_Passage shown_
——

“Time Limit Exceeded” on LeetCode's three-sum problem?

Question

I'm trying to solve the three-sum problem on LeetCode and I believe I've come up with some O ( n ^2) submissions, but I keep on getting a "Time Limit Exceeded" error.

For example, this solution using itertools.combinations :

from itertools import combinations

class Solution:
    def threeSum(self, nums):
        results = [triplet for triplet in combinations(nums, 3) if sum(triplet) == 0]
        return [list(result) for result in set([tuple(sorted(res)) for res in results])]

Results in the following error:

Similarly, this solution,

from itertools import combinations

class Solution:
    def threeSum(self, nums):
        """
        :type nums: List[int]
        :rtype: List[List[int]]
        """
        _map = self.get_map(nums)

        results = set()
        for i, j in combinations(range(len(nums)), 2):
            target = -nums[i] - nums[j]
            if target in _map and _map[target] and _map[target] - set([i, j]):
                results.add(tuple(sorted([target, nums[i], nums[j]])))
        return [list(result) for result in results]

    @staticmethod
    def get_map(nums):
        _map = {}
        for index, num in enumerate(nums):
            if num in _map:
                _map[num].add(index)
            else:
                _map[num] = set([index])

——

_Stored entries_
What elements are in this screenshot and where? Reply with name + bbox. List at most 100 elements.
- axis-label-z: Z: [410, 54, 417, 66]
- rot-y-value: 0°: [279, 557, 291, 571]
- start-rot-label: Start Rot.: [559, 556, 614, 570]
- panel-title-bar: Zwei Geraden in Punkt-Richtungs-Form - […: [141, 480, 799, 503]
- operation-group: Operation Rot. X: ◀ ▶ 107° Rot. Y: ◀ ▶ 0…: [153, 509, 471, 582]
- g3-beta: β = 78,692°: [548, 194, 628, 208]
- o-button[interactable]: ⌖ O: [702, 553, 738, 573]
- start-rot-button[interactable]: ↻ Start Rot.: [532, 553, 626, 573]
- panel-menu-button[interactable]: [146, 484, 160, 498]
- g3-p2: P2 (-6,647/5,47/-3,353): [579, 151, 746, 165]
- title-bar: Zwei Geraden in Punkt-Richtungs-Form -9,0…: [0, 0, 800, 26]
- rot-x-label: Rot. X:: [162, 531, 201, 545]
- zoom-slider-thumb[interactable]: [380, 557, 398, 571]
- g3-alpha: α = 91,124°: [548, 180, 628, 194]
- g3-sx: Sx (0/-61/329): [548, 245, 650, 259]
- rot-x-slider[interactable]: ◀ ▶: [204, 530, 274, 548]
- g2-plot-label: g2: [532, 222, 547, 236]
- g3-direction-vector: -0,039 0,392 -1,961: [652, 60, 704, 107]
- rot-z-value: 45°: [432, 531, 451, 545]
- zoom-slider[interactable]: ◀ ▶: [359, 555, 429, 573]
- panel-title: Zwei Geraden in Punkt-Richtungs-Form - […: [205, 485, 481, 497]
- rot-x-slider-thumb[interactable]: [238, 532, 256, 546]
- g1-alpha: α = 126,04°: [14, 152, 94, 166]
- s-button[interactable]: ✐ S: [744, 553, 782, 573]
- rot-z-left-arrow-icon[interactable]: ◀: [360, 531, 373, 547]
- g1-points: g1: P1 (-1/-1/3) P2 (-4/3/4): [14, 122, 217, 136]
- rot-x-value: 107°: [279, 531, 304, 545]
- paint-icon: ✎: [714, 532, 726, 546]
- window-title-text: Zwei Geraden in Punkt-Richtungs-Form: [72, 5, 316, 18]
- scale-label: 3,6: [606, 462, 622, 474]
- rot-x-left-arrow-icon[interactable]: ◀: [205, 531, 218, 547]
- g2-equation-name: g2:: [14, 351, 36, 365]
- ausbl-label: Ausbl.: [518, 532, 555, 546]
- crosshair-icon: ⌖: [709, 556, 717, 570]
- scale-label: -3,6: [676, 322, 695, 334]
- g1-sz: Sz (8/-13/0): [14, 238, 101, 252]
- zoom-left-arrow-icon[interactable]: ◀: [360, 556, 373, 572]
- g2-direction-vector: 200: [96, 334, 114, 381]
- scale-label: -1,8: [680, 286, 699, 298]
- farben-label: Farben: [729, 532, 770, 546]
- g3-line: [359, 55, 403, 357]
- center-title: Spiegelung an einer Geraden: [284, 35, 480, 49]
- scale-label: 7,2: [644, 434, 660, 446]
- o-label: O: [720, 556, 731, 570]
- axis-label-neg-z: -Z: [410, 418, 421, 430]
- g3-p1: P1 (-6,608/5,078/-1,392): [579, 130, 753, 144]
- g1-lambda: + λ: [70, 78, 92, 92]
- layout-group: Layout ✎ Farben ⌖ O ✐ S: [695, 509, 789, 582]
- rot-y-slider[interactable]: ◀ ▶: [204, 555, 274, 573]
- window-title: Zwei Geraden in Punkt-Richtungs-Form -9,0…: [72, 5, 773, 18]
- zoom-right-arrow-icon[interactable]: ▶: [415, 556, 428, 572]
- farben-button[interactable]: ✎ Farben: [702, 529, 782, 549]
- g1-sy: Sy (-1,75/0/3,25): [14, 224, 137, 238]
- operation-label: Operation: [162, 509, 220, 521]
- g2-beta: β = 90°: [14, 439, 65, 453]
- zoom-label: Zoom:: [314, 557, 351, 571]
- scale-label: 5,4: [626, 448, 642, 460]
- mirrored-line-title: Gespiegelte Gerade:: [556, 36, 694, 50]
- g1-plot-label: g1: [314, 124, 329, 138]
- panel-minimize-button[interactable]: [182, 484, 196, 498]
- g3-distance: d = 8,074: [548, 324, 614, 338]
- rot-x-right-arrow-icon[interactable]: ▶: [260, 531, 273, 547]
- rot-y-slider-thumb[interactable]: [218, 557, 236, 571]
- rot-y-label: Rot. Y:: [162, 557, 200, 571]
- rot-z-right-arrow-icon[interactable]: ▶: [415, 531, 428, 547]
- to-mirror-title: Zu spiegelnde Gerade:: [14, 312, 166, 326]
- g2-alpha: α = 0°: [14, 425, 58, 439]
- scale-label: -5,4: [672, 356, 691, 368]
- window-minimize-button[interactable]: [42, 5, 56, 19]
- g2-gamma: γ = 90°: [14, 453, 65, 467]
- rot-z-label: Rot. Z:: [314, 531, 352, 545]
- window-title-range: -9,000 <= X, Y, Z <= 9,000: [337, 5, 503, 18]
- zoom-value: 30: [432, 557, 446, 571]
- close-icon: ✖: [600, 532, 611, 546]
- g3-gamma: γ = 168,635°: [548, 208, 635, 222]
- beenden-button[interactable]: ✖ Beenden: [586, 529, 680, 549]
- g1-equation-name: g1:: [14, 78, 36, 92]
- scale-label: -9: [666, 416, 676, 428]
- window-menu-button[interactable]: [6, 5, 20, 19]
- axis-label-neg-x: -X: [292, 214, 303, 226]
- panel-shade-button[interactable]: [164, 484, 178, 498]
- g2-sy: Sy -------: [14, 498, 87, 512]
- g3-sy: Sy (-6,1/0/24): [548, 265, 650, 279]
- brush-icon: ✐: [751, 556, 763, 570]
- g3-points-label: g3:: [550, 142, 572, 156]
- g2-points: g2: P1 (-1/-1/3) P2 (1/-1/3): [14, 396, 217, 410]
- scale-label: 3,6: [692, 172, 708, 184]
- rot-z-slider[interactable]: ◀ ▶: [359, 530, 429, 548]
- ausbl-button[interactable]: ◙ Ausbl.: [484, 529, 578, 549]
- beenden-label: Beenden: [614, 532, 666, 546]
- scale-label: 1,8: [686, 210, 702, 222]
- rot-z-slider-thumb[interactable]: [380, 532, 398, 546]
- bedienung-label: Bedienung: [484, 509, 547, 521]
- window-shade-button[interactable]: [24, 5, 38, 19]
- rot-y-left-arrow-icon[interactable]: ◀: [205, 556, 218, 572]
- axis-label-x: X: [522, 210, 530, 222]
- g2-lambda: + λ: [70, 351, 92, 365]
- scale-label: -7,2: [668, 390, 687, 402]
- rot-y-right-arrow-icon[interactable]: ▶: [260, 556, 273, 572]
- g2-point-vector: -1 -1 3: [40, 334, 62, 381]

——

_Required work_
(a) According to the three-sum post, what error do the submissions keep getting?
(b) In the records, switch "bbox" to "bounding box" in the stretch from the start of the records through the line containing "- start-rot-label: Start", and give back only those lines.
The three-sum post and the records come from separate, unrelated sources.

_Answers given_
(a) A "Time Limit Exceeded" error.

(b)
What elements are in this screenshot and where? Reply with name + bounding box. List at most 100 elements.
- axis-label-z: Z: [410, 54, 417, 66]
- rot-y-value: 0°: [279, 557, 291, 571]
- start-rot-label: Start Rot.: [559, 556, 614, 570]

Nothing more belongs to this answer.